> [Things to do]
1 - Can you rewrite the paragraph of the seafood appetizer article that begins "You may worry that serving seafood can be tricky" as a short list that keeps its main facts?
2 - Can you copy out the part of the seafood appetizer article that begins at the words "Next, put these" and stops after "kick from Wasabi.", word for word?

======== Extract ========

The days begin to warm, and the nights follow suit as summer lays ahead. While the thermometer in your home town may not be screaming summer is almost here, today's celebration of Victoria Day in Canada and next week's Memorial Day holiday in the US signal the coming of summer. What better way to greet the season than with fresh seafood appetizer recipes at your next gathering?

As things heat up, people enjoy lighter fare. With doctors recommending we add more seafood to our diet, serving up a taste of the ocean should be the wave of the summer. Thoughts of the sand and the surf call to us this time of year. But, if a trip to the shore isn't on your agenda, take a little trip with bite-sized seafood treats.

Seafood safety
You may worry that serving seafood can be tricky. After all, it needs to be fresh and kept cool. With proper planning, and proper handling, you have nothing to worry about. Once you've determined your menu of seafood appetizer recipes, do your shopping no more than one or two days before the event. Keep everything refrigerated immediately after preparing, and serve on chilled platters or over ice.
Here's a great product to protect cold items from Tropix.

(For information on the safe purchasing and handling of seafood, read these important tips from the FDA.)

Great ideas
You may not want to serve seafood exclusively, but your next party should have a variety of seafood dishes for people to choose. We found several unique recipes that includes several types of shellfish and a fish dip.

First up are these Coconut-Poached Shrimp Tostadas. The combination of shrimp, pineapple and guacamole is refreshing.

Next, put these Mini Lobster Rolls out and watch them disappear.


Round out the shellfish selection with these Mini Asian Crab Cakes, these bite-sized morsels are easy to eat and have a bit of kick from Wasabi.

Have guests that are allergic to shellfish? Here's a Smoked Salmon Dip that is simple, yet delicious.

======== Data entries ========

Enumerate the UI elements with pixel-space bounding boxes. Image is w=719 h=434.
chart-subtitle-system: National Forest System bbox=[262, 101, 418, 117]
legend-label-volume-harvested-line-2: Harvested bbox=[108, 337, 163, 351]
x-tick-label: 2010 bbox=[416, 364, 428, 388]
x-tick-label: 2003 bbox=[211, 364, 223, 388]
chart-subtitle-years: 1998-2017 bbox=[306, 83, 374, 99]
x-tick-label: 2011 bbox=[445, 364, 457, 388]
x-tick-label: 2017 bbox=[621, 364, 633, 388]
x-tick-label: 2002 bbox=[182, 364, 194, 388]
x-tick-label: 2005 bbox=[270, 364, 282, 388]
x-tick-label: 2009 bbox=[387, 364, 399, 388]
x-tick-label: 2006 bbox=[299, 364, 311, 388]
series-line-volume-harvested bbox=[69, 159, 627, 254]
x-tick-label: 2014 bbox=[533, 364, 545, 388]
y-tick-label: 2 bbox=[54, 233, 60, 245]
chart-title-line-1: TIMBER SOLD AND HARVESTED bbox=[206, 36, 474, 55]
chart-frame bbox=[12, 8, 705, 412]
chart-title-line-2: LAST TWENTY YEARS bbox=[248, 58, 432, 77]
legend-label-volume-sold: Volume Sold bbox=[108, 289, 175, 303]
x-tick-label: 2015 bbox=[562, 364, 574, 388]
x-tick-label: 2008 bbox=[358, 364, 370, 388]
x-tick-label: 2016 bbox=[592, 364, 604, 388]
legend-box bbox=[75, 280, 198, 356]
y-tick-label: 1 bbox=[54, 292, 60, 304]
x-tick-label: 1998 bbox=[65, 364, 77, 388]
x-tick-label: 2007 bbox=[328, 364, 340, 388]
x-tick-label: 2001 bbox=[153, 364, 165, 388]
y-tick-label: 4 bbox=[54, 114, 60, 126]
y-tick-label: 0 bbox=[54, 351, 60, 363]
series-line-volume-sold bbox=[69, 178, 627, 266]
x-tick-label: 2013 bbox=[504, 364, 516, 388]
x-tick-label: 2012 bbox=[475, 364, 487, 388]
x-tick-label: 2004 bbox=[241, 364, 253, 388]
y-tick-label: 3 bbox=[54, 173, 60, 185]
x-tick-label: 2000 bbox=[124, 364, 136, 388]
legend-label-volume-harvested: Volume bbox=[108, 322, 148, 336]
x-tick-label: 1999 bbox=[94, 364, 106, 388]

========

> [The solutions]
1 -
- Serving seafood can seem tricky because it must be fresh and kept cool.
- Proper planning and handling remove that worry.
- Once the menu is set, shop no more than one or two days before the event.
- Refrigerate everything right after preparing it.
- Serve on chilled platters or over ice.

2 -
Next, put these Mini Lobster Rolls out and watch them disappear.


Round out the shellfish selection with these Mini Asian Crab Cakes, these bite-sized morsels are easy to eat and have a bit of kick from Wasabi.